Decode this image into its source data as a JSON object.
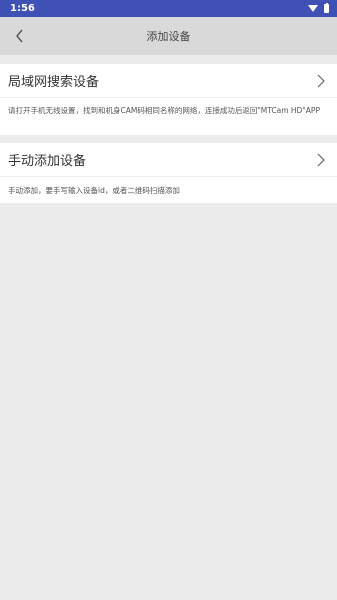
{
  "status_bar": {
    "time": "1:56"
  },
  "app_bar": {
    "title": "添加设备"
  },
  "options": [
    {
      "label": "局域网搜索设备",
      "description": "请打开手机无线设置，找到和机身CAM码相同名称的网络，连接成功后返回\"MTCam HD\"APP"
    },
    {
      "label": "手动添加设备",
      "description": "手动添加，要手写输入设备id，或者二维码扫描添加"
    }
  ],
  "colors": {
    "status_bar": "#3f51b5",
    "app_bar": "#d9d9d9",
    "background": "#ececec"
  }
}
== == ==
YOUR TASK: Print every entry exactly as written, without the pictures.

SOLUTION TO THIS EXERCISE:
Decode this image into its source data as a JSON object.
{
  "status_bar": {
    "time": "1:56"
  },
  "app_bar": {
    "title": "添加设备"
  },
  "options": [
    {
      "label": "局域网搜索设备",
      "description": "请打开手机无线设置，找到和机身CAM码相同名称的网络，连接成功后返回\"MTCam HD\"APP"
    },
    {
      "label": "手动添加设备",
      "description": "手动添加，要手写输入设备id，或者二维码扫描添加"
    }
  ],
  "colors": {
    "status_bar": "#3f51b5",
    "app_bar": "#d9d9d9",
    "background": "#ececec"
  }
}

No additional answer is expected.